***** AVAILABLE RECORDS *****

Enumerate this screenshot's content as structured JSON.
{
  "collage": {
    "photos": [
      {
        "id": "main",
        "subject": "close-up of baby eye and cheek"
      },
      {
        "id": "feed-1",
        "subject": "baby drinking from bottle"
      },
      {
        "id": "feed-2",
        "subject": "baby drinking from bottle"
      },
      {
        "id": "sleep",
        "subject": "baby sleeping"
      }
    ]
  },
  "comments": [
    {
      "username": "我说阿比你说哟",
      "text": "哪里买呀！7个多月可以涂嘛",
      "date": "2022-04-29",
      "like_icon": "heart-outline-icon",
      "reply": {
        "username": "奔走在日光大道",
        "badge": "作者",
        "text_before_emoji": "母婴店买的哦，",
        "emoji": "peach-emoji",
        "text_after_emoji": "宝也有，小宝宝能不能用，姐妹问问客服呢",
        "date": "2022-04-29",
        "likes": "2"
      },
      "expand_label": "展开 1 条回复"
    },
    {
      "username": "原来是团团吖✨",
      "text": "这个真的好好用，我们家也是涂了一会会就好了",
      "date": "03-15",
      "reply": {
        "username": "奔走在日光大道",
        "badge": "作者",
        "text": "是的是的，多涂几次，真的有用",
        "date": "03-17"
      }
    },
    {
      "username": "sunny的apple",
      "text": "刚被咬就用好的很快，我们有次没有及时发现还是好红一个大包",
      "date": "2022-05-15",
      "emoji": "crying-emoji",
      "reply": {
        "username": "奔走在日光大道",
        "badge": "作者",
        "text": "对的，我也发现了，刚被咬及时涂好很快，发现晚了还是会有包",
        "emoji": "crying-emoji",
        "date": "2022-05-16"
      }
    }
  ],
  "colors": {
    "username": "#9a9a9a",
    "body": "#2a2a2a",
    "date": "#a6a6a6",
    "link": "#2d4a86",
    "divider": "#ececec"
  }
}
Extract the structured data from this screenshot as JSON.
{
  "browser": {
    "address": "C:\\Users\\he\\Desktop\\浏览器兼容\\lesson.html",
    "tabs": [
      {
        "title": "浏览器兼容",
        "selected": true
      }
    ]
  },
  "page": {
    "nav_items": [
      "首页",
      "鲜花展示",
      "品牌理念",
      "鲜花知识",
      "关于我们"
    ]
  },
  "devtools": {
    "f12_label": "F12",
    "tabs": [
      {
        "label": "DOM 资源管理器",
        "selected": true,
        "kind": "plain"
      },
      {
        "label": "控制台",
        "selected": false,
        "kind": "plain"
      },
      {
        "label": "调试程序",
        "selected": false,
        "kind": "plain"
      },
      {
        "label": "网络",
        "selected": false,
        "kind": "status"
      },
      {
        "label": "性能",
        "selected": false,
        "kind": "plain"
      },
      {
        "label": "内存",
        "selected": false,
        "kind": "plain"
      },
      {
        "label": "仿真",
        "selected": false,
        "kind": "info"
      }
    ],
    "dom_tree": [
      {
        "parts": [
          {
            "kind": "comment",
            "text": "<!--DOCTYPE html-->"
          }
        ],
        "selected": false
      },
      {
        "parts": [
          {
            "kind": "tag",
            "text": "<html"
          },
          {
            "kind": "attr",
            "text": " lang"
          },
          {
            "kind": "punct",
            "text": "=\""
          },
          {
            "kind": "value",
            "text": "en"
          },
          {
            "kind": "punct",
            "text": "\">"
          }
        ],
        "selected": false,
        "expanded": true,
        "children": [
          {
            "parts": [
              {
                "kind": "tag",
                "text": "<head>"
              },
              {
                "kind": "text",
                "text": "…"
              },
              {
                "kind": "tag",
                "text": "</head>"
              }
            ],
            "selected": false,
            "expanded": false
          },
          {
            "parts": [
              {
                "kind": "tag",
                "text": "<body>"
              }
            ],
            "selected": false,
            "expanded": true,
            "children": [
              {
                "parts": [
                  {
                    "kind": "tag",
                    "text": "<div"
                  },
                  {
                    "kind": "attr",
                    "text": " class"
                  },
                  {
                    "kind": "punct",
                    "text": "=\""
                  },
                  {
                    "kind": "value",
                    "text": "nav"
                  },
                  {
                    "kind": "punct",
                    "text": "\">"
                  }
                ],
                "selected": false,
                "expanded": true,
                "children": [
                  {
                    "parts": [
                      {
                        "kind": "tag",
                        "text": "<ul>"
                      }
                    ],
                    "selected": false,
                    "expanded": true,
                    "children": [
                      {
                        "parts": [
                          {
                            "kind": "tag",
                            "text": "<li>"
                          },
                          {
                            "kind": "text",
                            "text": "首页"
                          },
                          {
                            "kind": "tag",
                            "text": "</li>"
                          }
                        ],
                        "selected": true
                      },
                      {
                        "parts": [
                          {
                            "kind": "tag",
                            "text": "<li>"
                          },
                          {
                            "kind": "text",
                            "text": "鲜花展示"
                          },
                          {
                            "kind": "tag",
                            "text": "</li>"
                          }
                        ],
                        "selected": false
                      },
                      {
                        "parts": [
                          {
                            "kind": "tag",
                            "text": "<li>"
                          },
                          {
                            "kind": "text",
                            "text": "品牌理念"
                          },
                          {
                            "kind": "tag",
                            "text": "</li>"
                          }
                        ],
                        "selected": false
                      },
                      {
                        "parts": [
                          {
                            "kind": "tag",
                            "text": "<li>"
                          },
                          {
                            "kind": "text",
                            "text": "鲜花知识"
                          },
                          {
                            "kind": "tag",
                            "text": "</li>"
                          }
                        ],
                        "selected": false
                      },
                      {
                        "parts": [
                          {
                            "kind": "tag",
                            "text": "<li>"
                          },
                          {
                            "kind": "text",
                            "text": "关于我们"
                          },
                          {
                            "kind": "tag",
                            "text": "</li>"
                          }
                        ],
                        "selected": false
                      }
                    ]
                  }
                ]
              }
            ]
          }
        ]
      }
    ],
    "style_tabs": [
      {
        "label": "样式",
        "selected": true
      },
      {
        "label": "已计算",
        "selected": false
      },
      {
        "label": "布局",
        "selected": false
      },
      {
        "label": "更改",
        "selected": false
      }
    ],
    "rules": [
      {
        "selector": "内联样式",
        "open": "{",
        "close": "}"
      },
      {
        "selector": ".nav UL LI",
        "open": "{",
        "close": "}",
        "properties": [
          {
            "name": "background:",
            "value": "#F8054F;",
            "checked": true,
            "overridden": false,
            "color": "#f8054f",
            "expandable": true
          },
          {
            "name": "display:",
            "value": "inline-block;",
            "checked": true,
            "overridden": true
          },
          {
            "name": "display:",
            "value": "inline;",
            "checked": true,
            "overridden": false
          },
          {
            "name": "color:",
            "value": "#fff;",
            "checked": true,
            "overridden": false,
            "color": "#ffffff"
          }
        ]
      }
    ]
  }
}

*****

▸ INSTRUCTIONS TO FOLLOW
Collect the lines of the data that carry the word "this".

▸ PROBLEM SOLUTION
Enumerate this screenshot's content as structured JSON.
Extract the structured data from this screenshot as JSON.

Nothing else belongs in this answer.